* _Instructions for the task_:
Return the records word for word. Any pictures in them are not part of the copy.

* _Materials provided_:
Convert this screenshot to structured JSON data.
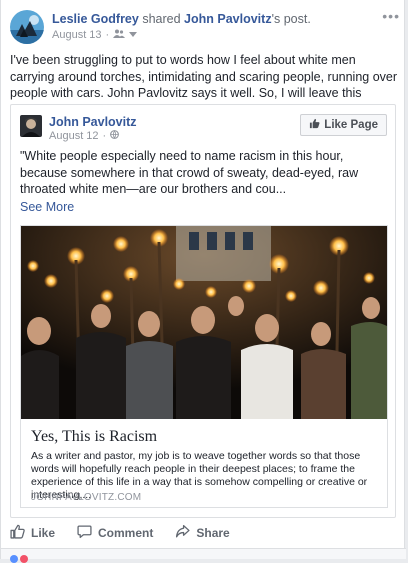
{
  "post": {
    "author": "Leslie Godfrey",
    "action": "shared",
    "shared_from": "John Pavlovitz",
    "shared_suffix": "'s post.",
    "date": "August 13",
    "audience_icon": "friends-icon",
    "body": "I've been struggling to put to words how I feel about white men carrying around torches, intimidating and scaring people, running over people with cars. John Pavlovitz says it well. So, I will leave this article here."
  },
  "shared_post": {
    "author": "John Pavlovitz",
    "date": "August 12",
    "audience_icon": "globe-icon",
    "like_page_label": "Like Page",
    "quote": "\"White people especially need to name racism in this hour, because somewhere in that crowd of sweaty, dead-eyed, raw throated white men—are our brothers and cou...",
    "see_more": "See More"
  },
  "link_card": {
    "title": "Yes, This is Racism",
    "description": "As a writer and pastor, my job is to weave together words so that those words will hopefully reach people in their deepest places; to frame the experience of this life in a way that is somehow compelling or creative or interesting,...",
    "domain": "JOHNPAVLOVITZ.COM"
  },
  "actions": {
    "like": "Like",
    "comment": "Comment",
    "share": "Share"
  },
  "colors": {
    "link": "#365899",
    "muted": "#90949c",
    "border": "#dddfe2"
  }
}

* _Response to this task_:
Convert this screenshot to structured JSON data.
{
  "post": {
    "author": "Leslie Godfrey",
    "action": "shared",
    "shared_from": "John Pavlovitz",
    "shared_suffix": "'s post.",
    "date": "August 13",
    "audience_icon": "friends-icon",
    "body": "I've been struggling to put to words how I feel about white men carrying around torches, intimidating and scaring people, running over people with cars. John Pavlovitz says it well. So, I will leave this article here."
  },
  "shared_post": {
    "author": "John Pavlovitz",
    "date": "August 12",
    "audience_icon": "globe-icon",
    "like_page_label": "Like Page",
    "quote": "\"White people especially need to name racism in this hour, because somewhere in that crowd of sweaty, dead-eyed, raw throated white men—are our brothers and cou...",
    "see_more": "See More"
  },
  "link_card": {
    "title": "Yes, This is Racism",
    "description": "As a writer and pastor, my job is to weave together words so that those words will hopefully reach people in their deepest places; to frame the experience of this life in a way that is somehow compelling or creative or interesting,...",
    "domain": "JOHNPAVLOVITZ.COM"
  },
  "actions": {
    "like": "Like",
    "comment": "Comment",
    "share": "Share"
  },
  "colors": {
    "link": "#365899",
    "muted": "#90949c",
    "border": "#dddfe2"
  }
}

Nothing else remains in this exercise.